◆ **Raw records**
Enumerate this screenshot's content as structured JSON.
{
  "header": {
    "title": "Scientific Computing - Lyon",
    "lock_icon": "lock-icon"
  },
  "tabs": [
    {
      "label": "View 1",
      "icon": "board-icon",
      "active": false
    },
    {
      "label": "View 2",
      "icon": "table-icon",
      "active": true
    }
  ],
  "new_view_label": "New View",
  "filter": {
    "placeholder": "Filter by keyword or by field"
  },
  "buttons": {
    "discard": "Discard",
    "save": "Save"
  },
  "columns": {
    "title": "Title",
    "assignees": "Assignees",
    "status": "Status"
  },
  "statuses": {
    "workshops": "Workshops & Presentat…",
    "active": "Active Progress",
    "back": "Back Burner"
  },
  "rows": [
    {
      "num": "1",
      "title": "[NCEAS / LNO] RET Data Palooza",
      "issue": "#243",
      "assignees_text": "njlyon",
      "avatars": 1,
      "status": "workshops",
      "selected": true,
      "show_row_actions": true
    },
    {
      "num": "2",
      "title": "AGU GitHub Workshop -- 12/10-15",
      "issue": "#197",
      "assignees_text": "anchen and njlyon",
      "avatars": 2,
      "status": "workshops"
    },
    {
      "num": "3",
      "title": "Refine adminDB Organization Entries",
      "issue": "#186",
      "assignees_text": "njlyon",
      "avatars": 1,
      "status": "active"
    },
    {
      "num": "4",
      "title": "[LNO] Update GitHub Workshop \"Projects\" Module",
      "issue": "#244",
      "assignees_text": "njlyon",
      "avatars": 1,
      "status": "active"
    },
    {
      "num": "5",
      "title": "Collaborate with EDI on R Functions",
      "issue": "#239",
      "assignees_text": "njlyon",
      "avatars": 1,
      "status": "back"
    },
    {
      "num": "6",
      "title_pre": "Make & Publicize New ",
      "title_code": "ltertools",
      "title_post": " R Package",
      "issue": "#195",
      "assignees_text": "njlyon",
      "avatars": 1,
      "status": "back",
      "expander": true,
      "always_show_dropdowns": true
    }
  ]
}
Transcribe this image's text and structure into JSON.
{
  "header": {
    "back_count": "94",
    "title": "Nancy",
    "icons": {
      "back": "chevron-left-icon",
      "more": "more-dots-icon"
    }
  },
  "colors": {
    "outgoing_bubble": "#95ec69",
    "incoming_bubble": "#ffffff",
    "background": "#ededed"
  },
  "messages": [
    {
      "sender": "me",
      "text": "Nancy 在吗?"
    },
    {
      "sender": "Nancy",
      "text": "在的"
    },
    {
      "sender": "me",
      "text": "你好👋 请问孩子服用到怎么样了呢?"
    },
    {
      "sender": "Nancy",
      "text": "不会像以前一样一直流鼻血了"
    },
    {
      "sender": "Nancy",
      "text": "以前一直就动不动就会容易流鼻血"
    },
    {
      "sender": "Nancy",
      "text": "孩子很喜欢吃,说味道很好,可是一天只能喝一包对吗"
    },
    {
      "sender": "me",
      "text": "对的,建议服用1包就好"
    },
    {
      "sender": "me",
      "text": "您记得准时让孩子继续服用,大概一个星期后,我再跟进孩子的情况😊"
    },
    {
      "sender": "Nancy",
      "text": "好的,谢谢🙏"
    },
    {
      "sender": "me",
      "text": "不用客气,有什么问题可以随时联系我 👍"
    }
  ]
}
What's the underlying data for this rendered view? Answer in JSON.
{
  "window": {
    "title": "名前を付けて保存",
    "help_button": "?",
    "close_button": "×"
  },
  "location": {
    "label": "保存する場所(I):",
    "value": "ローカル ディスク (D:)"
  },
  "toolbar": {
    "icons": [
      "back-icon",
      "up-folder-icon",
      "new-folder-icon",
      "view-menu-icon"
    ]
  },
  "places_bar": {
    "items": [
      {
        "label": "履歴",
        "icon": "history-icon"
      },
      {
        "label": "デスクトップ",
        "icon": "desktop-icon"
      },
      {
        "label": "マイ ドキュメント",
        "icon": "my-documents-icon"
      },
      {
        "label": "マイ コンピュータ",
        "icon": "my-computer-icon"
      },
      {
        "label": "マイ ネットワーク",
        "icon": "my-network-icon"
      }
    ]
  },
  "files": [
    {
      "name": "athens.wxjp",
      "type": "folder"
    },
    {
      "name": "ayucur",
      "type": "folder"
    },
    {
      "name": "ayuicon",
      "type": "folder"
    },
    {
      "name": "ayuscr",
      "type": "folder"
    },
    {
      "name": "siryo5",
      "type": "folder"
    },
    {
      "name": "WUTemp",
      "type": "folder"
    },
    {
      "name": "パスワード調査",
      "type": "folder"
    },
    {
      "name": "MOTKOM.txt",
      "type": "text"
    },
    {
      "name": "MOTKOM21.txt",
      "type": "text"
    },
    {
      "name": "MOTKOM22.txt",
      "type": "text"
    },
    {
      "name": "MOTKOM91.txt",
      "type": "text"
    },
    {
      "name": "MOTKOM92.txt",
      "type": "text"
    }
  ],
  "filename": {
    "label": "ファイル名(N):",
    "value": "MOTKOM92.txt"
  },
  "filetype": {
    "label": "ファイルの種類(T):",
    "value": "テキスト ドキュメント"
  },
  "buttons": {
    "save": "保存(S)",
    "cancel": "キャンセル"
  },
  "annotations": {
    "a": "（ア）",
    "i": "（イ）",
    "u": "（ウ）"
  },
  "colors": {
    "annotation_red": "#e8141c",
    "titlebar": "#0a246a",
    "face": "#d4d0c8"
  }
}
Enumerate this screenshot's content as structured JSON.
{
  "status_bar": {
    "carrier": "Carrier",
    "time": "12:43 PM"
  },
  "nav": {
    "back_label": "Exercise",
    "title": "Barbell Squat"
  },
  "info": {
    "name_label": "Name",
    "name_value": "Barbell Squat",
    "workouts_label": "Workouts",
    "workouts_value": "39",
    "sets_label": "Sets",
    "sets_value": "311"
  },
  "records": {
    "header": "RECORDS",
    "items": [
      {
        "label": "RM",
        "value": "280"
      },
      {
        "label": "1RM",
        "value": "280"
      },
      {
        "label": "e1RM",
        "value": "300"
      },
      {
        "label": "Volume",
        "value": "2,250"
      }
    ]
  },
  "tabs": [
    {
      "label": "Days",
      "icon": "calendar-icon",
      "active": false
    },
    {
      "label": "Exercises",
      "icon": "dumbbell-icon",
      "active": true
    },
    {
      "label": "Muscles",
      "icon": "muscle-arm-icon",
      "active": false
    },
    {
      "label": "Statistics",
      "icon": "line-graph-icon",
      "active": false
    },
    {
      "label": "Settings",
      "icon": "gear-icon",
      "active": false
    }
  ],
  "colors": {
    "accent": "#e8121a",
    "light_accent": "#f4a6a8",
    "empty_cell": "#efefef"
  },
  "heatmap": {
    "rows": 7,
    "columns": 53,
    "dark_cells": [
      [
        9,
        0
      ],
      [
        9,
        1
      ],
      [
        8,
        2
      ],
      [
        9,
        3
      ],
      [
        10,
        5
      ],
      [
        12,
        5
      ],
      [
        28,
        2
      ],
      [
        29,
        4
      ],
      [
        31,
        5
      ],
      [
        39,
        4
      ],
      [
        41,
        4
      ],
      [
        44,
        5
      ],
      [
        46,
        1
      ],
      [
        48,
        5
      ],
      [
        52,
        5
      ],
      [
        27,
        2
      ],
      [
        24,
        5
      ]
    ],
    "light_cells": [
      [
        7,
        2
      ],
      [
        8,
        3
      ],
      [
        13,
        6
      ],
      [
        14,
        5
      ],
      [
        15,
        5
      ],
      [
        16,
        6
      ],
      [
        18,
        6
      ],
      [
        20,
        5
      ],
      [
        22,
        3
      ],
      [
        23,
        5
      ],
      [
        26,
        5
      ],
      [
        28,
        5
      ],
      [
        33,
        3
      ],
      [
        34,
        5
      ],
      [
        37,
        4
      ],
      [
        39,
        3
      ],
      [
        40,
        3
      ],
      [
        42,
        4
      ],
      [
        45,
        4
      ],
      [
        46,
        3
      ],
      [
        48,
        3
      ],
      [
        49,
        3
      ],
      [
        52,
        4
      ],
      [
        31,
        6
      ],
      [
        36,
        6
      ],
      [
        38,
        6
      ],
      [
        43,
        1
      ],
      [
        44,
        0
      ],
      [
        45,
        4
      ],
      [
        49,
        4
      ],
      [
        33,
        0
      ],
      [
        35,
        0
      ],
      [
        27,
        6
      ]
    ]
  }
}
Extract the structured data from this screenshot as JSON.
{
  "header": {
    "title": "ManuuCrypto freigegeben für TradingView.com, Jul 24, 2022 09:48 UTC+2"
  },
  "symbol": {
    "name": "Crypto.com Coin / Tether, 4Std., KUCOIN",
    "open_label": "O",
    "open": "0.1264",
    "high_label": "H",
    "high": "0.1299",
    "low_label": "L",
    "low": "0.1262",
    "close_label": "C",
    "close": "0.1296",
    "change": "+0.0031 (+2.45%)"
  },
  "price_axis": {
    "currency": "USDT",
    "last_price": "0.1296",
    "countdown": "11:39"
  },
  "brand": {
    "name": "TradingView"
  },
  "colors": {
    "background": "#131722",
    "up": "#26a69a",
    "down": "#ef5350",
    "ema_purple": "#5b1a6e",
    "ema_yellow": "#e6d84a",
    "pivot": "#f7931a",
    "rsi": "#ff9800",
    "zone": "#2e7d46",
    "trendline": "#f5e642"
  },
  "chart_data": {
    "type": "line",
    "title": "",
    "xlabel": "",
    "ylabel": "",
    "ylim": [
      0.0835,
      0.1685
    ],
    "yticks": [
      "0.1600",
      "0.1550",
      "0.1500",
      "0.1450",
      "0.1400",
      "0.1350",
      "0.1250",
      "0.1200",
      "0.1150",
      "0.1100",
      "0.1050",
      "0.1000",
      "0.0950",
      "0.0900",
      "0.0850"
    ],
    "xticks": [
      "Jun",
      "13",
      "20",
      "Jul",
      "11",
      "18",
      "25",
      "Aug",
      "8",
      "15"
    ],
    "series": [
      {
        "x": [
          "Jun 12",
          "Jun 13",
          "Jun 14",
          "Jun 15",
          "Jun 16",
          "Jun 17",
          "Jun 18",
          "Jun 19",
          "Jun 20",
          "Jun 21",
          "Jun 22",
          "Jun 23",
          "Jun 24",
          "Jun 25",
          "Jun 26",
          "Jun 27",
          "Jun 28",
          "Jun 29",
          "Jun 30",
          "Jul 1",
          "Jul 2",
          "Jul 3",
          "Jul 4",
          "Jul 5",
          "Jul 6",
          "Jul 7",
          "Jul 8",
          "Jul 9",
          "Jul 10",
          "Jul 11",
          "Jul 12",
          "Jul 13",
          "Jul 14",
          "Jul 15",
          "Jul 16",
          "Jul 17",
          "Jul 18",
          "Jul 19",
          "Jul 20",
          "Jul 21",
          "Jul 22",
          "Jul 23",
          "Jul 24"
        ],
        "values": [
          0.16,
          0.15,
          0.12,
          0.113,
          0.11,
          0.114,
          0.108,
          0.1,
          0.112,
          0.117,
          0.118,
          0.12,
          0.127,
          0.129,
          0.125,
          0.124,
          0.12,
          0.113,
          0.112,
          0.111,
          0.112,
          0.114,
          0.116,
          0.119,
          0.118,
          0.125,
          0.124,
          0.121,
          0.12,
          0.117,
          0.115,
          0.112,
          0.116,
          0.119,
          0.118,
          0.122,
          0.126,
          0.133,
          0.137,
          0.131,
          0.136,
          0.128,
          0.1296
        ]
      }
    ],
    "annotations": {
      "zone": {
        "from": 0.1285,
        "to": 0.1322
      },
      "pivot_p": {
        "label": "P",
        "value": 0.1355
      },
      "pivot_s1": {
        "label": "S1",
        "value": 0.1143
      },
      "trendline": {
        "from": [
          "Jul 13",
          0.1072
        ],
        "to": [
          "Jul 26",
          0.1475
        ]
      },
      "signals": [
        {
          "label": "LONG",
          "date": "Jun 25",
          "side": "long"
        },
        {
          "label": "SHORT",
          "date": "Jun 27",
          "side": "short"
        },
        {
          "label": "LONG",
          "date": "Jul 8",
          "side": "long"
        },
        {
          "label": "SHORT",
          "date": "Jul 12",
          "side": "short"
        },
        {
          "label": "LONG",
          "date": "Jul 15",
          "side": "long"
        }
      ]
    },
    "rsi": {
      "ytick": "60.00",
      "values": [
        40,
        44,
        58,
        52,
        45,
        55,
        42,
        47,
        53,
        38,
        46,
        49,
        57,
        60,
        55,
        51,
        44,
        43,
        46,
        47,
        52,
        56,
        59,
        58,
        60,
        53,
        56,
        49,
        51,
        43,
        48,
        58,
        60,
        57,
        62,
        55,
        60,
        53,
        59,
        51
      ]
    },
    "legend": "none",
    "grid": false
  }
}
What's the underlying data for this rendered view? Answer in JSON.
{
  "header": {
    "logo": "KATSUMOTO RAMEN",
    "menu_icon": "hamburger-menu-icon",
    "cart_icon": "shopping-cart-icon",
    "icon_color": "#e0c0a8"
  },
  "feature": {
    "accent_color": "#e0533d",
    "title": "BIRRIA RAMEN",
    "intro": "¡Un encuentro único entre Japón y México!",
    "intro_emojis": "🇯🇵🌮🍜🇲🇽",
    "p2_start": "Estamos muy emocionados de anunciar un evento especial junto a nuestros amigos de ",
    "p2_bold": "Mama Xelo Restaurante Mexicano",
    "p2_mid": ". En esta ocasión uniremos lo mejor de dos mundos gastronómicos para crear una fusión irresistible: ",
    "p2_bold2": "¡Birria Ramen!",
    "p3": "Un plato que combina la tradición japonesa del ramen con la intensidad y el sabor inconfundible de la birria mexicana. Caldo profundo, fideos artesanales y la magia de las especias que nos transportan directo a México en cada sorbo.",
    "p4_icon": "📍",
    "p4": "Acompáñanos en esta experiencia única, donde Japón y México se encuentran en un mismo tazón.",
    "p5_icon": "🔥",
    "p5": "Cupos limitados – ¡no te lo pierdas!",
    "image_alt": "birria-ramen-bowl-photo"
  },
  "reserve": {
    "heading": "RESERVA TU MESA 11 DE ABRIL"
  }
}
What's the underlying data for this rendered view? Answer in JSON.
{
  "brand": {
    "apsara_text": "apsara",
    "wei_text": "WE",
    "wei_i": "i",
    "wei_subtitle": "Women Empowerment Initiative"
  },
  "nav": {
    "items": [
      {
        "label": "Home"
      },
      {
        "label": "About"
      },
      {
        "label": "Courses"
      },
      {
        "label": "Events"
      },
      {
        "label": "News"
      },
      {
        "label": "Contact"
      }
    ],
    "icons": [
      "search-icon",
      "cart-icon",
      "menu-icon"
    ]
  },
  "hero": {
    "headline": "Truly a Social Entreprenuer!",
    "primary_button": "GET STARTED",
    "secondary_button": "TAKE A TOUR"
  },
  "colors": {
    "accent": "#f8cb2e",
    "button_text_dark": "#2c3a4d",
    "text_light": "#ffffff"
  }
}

◆ **DIRECTION**
Pull every line holding "menu" out of the records.

◆ **EXERCISE ANSWER**
      "view-menu-icon"
    "menu_icon": "hamburger-menu-icon",
      "menu-icon"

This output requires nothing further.